__EXERCISE GOAL__
Return all of the entries word for word, but omit the pictures they contain.

__DATASET EXTRACT__
-- START --
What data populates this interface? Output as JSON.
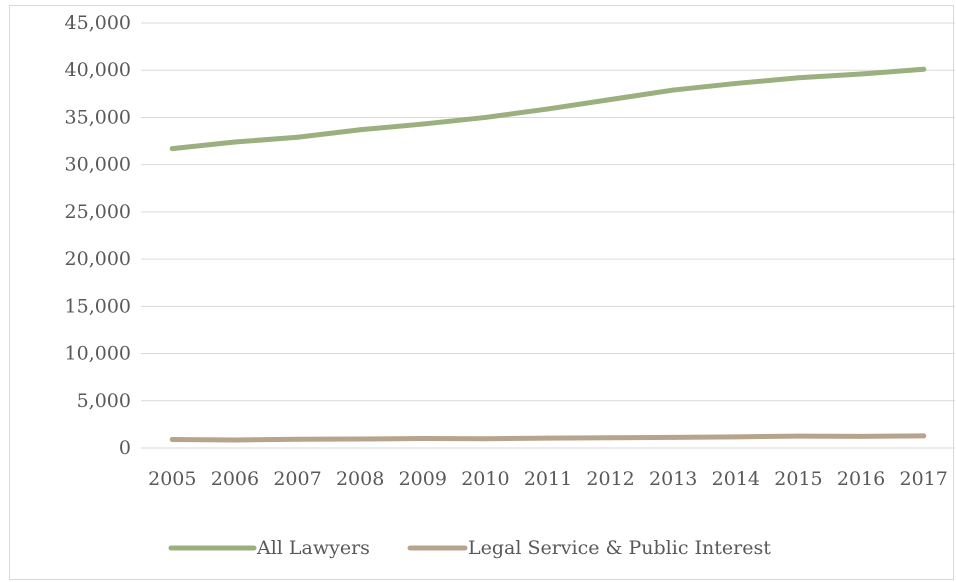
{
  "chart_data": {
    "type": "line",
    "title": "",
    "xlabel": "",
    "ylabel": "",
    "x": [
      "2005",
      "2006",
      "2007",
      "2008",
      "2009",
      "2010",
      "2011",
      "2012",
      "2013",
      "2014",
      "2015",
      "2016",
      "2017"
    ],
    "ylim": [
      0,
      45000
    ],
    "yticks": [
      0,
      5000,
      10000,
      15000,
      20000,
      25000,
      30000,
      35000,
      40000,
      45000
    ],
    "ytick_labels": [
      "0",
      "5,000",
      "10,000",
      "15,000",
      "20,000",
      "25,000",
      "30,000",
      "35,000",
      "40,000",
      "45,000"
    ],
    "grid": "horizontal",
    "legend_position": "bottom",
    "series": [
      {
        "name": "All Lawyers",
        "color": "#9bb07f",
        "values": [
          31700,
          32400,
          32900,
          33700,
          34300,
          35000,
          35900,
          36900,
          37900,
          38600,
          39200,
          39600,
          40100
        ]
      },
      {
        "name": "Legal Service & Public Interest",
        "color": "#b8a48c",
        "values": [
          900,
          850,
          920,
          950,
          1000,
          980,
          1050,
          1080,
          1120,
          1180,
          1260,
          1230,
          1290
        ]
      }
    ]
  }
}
-- END --
__ANSWER BELOW__
What data populates this interface? Output as JSON.
{
  "chart_data": {
    "type": "line",
    "title": "",
    "xlabel": "",
    "ylabel": "",
    "x": [
      "2005",
      "2006",
      "2007",
      "2008",
      "2009",
      "2010",
      "2011",
      "2012",
      "2013",
      "2014",
      "2015",
      "2016",
      "2017"
    ],
    "ylim": [
      0,
      45000
    ],
    "yticks": [
      0,
      5000,
      10000,
      15000,
      20000,
      25000,
      30000,
      35000,
      40000,
      45000
    ],
    "ytick_labels": [
      "0",
      "5,000",
      "10,000",
      "15,000",
      "20,000",
      "25,000",
      "30,000",
      "35,000",
      "40,000",
      "45,000"
    ],
    "grid": "horizontal",
    "legend_position": "bottom",
    "series": [
      {
        "name": "All Lawyers",
        "color": "#9bb07f",
        "values": [
          31700,
          32400,
          32900,
          33700,
          34300,
          35000,
          35900,
          36900,
          37900,
          38600,
          39200,
          39600,
          40100
        ]
      },
      {
        "name": "Legal Service & Public Interest",
        "color": "#b8a48c",
        "values": [
          900,
          850,
          920,
          950,
          1000,
          980,
          1050,
          1080,
          1120,
          1180,
          1260,
          1230,
          1290
        ]
      }
    ]
  }
}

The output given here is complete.